* Begin Entries shown *

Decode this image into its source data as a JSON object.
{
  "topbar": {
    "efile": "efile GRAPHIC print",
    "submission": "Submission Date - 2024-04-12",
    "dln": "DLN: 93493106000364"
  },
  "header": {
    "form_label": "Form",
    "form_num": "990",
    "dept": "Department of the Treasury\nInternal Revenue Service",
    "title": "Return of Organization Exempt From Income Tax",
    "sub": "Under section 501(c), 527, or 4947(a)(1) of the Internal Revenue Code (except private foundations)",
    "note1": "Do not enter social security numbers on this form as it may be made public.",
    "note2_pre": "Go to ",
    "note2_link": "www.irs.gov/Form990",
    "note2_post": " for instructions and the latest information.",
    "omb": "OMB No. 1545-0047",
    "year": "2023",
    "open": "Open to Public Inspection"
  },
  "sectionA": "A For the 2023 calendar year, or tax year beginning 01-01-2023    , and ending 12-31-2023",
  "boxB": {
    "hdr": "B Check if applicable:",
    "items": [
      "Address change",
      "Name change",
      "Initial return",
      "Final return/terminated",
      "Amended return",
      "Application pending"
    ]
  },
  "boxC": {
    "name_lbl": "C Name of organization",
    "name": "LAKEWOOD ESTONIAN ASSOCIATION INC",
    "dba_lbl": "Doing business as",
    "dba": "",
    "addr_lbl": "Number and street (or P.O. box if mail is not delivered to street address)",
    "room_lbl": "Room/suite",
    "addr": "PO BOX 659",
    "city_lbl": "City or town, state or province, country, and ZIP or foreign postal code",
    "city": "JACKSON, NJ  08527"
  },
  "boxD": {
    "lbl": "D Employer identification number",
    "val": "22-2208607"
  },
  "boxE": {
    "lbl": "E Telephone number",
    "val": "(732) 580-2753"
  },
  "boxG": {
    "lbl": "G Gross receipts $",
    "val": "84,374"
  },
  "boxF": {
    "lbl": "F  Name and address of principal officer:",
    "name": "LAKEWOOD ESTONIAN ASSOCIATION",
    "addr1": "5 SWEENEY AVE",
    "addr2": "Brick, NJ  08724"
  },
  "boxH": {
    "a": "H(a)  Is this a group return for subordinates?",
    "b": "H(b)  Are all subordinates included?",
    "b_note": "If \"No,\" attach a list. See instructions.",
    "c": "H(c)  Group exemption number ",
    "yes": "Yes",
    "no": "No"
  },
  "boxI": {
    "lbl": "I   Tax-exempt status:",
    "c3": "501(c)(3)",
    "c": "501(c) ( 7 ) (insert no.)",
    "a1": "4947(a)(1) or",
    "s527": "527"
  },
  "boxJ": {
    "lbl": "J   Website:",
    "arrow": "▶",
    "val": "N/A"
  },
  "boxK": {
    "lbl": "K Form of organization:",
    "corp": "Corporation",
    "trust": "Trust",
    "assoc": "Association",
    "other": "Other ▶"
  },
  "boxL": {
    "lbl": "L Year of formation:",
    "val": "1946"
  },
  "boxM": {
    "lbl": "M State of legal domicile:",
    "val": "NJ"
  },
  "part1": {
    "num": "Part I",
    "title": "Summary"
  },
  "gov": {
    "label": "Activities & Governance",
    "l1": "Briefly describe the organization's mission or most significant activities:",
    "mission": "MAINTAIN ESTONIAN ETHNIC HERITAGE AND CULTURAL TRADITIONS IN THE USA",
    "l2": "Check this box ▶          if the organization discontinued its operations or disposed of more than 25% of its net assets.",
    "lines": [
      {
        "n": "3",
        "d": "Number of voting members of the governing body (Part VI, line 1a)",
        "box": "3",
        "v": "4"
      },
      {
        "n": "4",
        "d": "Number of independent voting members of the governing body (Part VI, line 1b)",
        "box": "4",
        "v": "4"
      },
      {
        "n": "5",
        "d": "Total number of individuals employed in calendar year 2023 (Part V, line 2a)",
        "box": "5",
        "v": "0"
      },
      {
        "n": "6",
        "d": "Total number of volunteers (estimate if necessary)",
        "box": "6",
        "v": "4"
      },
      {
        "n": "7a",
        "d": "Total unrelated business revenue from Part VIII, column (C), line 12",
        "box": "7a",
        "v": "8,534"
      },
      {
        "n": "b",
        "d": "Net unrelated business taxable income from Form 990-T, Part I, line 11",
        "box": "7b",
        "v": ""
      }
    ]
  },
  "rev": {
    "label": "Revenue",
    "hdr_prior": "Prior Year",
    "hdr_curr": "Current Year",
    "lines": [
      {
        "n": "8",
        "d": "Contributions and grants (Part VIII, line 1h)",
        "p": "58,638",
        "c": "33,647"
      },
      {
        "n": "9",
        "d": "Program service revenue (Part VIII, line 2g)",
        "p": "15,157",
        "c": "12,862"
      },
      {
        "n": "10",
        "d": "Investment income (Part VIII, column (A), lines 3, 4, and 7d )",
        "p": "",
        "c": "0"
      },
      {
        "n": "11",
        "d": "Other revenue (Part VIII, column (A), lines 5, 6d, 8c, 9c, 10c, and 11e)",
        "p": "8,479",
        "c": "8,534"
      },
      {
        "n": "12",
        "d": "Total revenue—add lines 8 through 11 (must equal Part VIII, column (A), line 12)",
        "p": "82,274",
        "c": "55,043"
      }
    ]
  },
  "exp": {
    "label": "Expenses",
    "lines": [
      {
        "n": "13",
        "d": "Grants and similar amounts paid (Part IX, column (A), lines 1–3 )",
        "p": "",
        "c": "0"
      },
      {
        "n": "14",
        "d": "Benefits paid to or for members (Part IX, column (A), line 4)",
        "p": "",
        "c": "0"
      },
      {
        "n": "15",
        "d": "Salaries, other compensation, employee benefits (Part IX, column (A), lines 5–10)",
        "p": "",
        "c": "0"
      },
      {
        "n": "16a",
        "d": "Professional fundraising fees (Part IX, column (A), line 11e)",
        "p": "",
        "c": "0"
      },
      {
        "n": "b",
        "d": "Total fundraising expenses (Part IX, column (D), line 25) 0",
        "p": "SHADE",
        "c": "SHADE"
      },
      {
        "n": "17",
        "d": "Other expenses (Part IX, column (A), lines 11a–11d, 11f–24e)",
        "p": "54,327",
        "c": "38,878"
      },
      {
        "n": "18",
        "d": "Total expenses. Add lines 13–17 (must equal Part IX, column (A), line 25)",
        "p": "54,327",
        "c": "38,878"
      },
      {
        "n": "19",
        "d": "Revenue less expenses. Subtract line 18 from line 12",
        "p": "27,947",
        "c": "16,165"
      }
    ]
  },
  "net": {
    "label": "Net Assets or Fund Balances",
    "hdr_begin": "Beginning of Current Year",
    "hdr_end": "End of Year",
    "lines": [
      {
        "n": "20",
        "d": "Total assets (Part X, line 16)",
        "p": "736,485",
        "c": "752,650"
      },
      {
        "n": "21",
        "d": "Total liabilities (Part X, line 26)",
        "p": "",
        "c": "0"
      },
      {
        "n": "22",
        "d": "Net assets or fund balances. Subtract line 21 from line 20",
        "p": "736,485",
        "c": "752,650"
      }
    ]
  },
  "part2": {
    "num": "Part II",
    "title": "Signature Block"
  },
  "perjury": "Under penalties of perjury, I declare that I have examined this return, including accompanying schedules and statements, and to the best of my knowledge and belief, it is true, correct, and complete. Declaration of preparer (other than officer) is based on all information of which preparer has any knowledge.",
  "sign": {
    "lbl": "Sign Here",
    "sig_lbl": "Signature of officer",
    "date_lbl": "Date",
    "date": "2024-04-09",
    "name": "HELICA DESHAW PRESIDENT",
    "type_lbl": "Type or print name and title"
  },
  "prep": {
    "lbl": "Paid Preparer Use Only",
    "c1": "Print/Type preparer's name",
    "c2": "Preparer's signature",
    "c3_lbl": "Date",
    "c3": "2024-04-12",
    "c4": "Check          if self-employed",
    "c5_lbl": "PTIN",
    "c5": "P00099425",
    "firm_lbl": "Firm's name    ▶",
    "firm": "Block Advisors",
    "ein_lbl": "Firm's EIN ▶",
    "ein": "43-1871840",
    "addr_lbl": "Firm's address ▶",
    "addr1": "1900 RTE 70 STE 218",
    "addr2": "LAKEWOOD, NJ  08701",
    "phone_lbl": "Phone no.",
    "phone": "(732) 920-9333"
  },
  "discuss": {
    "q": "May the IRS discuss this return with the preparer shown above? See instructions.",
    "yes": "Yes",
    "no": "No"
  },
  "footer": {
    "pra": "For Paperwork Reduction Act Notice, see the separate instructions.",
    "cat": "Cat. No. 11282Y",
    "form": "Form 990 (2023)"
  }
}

* End Entries shown *

* Requirements: Copy out all lines above that include the string "instructions".

* Answer to the exercise:
    "note2_post": " for instructions and the latest information.",
    "b_note": "If \"No,\" attach a list. See instructions.",
    "q": "May the IRS discuss this return with the preparer shown above? See instructions.",
    "pra": "For Paperwork Reduction Act Notice, see the separate instructions.",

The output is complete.